_Consignes à suivre_. Recopiez mot pour mot le passage de l'article sur La Tribune qui va de « La journaliste affectée » à « 110 autres années. ».

La journaliste affectée aux affaires économiques a beaucoup travaillé depuis le mois d’août, moment où le Groupe Capitales Médias s’est placé à l’abri de ses créanciers. Siégeant au comité provisoire, Mme Noël se réjouit d’avoir été élue par ses pairs. « C’est une marque de confiance. C’est un merci. C’était très harmonieux. Il y a eu beaucoup de candidatures, qui étaient toutes très belles. Plein de gens sont motivés à coopérer, on va utiliser les talents de chacun pour continuer à travailler ensemble et pour faire vivre cette Tribune », mentionne-t-elle, souhaitant voir son journal vivre pour 110 autres années. 

Quelles sont les priorités du CA? « On a parlé du dossier de la relocalisation qu’on va étudier dans les prochains jours, répond Mme Noël. C’est assez urgent, car le local qu’on occupe actuellement est cinq fois trop grand, considérant nos nouveaux besoins. L’entreprise ne fera plus d’impression elle-même. Le plan d’affaires sera urgent à monter pour présenter à tous les gens qui nous ont démontré de l’intérêt à nous prêter de l’argent sous condition de voir le plan d’affaires. Avec Noël qui arrive et le fait qu’on sera autonome au mois de janvier, ça va arriver très vite », reprend-elle, qualifiant la charge de travail qui s’en vient de « très motivante ».

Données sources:

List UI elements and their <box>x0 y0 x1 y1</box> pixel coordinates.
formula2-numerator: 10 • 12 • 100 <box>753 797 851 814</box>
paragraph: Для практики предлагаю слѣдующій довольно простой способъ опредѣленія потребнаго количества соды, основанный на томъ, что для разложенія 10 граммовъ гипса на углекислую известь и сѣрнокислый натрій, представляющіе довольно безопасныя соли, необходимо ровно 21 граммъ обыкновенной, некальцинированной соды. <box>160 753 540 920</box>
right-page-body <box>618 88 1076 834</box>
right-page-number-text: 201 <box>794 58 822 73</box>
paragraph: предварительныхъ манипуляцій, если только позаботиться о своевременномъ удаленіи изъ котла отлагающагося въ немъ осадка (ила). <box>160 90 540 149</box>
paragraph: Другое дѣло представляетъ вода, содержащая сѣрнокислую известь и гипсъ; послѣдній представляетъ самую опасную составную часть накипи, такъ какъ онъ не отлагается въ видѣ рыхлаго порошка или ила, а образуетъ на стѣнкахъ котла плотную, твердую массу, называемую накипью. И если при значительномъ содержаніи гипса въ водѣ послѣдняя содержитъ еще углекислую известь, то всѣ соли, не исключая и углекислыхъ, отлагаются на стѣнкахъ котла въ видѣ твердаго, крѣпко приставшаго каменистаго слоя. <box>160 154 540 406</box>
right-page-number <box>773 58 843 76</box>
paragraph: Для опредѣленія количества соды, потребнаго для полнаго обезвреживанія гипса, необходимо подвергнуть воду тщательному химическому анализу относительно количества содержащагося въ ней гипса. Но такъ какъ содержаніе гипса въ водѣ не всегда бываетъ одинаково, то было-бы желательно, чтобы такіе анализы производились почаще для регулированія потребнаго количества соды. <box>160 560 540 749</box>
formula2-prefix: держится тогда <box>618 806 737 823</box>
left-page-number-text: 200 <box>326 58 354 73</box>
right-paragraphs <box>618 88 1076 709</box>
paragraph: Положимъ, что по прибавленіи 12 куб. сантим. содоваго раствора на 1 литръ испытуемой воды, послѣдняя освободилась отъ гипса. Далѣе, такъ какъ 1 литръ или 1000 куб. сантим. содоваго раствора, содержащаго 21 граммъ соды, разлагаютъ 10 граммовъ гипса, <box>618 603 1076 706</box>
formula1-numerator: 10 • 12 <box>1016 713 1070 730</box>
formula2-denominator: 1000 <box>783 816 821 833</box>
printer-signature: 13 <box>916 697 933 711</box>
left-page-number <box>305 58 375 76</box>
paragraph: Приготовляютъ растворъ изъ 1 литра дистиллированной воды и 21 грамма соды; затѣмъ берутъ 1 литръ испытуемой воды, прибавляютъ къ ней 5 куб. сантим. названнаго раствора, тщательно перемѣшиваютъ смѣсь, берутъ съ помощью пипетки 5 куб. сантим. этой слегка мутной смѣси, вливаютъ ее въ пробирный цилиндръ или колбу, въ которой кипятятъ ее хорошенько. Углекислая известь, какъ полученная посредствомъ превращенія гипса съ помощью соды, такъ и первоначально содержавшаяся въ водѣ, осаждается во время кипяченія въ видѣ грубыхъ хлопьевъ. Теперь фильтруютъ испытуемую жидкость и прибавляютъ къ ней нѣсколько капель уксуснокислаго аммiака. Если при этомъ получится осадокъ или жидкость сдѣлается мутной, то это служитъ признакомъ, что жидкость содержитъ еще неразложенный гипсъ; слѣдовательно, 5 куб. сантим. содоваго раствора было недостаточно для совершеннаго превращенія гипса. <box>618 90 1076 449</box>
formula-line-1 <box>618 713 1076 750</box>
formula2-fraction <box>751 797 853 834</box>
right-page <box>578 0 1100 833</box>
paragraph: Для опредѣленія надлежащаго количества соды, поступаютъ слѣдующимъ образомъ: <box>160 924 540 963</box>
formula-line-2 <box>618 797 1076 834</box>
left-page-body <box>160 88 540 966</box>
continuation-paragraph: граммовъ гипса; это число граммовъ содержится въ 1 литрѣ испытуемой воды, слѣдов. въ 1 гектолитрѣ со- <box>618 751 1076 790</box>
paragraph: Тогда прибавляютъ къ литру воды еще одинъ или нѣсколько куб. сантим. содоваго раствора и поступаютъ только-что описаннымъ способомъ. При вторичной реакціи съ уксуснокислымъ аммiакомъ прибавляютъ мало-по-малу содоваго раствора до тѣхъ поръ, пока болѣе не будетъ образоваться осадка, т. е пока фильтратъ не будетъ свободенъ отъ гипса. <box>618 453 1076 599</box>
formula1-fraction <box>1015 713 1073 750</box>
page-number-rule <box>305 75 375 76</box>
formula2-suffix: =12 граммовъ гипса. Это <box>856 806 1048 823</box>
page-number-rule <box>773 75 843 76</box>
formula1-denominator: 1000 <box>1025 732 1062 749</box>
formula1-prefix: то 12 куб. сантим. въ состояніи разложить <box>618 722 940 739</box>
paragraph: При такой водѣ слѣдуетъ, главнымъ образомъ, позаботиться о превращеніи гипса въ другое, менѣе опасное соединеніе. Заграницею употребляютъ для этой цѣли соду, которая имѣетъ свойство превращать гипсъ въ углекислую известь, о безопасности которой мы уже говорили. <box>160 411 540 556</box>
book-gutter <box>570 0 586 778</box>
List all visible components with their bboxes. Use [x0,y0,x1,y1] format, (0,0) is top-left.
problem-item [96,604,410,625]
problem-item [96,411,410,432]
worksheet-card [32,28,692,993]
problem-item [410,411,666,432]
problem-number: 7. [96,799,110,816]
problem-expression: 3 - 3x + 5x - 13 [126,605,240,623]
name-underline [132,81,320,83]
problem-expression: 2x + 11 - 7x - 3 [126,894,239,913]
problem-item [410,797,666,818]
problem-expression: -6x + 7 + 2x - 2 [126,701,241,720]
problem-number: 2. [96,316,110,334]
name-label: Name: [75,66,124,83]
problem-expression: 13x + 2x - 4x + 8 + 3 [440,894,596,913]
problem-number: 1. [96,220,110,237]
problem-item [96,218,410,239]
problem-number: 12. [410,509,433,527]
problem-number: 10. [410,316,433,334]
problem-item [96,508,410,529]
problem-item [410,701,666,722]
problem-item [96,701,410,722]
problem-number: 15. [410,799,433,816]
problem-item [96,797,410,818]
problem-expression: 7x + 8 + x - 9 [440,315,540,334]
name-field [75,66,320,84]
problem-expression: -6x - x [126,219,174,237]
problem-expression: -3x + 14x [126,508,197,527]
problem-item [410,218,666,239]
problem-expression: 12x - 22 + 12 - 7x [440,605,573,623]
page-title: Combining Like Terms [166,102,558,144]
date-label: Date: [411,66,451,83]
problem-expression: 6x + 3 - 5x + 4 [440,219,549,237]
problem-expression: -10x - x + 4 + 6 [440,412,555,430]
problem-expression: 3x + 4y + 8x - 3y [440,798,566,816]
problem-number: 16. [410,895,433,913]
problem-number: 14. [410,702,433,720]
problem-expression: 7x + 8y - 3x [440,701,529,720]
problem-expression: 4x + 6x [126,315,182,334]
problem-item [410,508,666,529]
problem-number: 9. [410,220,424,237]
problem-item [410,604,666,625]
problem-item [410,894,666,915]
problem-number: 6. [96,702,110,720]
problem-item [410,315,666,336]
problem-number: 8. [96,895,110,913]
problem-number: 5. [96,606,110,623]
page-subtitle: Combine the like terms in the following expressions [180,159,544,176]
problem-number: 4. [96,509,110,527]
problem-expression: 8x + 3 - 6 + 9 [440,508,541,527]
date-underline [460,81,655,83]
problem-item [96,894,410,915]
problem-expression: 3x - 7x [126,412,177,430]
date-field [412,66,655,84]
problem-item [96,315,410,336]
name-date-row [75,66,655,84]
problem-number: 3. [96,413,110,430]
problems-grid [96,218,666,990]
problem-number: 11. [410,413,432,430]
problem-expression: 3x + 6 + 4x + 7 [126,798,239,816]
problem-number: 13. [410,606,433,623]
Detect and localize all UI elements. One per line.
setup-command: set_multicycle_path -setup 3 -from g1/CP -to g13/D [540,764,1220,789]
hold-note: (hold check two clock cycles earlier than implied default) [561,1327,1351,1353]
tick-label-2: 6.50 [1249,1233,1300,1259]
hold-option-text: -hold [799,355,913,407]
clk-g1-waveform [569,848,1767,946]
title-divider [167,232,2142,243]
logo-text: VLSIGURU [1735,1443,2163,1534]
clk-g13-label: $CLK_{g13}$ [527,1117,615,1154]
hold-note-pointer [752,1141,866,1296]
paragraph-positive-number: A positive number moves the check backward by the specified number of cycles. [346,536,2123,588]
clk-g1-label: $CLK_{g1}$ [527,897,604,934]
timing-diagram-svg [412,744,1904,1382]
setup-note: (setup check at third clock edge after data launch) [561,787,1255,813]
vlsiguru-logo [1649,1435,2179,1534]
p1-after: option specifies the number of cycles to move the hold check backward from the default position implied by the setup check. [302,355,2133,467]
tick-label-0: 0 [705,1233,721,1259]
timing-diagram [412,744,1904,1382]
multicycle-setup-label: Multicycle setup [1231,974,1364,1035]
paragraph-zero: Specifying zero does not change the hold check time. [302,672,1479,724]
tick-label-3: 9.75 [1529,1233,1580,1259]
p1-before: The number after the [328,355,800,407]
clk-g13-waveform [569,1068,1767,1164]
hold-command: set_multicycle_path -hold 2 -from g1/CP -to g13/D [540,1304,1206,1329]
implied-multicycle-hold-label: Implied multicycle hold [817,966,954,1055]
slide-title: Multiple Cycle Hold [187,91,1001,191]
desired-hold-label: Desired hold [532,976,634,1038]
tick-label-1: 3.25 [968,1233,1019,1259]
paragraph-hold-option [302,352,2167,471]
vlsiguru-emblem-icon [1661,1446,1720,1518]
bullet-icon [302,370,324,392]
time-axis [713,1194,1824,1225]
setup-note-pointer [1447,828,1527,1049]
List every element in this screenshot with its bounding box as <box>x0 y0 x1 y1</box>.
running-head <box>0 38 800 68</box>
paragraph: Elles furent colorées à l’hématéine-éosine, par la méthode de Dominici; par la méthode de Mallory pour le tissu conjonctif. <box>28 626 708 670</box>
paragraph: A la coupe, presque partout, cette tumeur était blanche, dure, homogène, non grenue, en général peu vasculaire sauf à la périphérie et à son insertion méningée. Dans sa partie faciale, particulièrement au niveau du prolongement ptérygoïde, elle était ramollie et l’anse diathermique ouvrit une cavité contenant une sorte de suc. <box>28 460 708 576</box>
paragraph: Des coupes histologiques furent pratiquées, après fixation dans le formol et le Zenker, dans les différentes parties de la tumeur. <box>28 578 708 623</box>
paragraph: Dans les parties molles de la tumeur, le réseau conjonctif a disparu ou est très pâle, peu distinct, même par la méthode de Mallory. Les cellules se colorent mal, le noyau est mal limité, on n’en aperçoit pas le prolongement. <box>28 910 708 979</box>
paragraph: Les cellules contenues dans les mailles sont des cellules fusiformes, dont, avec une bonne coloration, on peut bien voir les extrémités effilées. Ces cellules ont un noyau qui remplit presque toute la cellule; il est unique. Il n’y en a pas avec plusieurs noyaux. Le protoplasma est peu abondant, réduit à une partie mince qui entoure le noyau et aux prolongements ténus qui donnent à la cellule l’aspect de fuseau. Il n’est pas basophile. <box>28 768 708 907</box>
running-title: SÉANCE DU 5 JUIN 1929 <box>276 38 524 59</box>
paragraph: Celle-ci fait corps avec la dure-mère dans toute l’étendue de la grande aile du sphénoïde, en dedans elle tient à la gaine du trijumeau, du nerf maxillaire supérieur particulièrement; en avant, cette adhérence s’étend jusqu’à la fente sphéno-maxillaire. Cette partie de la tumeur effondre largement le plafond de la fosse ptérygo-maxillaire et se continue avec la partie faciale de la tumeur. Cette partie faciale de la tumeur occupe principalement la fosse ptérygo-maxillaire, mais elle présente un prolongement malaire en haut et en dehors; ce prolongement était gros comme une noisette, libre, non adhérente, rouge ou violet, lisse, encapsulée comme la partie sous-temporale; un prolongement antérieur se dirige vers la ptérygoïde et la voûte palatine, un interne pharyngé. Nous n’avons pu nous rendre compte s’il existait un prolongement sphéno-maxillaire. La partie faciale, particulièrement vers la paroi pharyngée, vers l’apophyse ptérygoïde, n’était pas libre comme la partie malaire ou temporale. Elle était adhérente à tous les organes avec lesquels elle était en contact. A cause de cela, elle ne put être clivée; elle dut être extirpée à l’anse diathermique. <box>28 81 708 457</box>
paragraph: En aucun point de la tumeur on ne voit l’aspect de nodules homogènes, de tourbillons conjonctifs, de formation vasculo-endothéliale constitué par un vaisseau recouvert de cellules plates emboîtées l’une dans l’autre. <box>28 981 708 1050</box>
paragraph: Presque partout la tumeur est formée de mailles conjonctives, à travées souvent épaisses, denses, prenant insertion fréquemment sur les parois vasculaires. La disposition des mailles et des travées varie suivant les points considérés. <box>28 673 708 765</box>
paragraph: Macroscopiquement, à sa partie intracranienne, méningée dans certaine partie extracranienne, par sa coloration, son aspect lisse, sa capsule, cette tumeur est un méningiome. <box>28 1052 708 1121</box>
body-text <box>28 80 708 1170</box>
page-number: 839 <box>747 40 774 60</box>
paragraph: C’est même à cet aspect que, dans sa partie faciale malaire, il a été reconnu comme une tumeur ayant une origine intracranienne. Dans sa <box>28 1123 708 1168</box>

_Réponse à la tâche_.
La journaliste affectée aux affaires économiques a beaucoup travaillé depuis le mois d’août, moment où le Groupe Capitales Médias s’est placé à l’abri de ses créanciers. Siégeant au comité provisoire, Mme Noël se réjouit d’avoir été élue par ses pairs. « C’est une marque de confiance. C’est un merci. C’était très harmonieux. Il y a eu beaucoup de candidatures, qui étaient toutes très belles. Plein de gens sont motivés à coopérer, on va utiliser les talents de chacun pour continuer à travailler ensemble et pour faire vivre cette Tribune », mentionne-t-elle, souhaitant voir son journal vivre pour 110 autres années.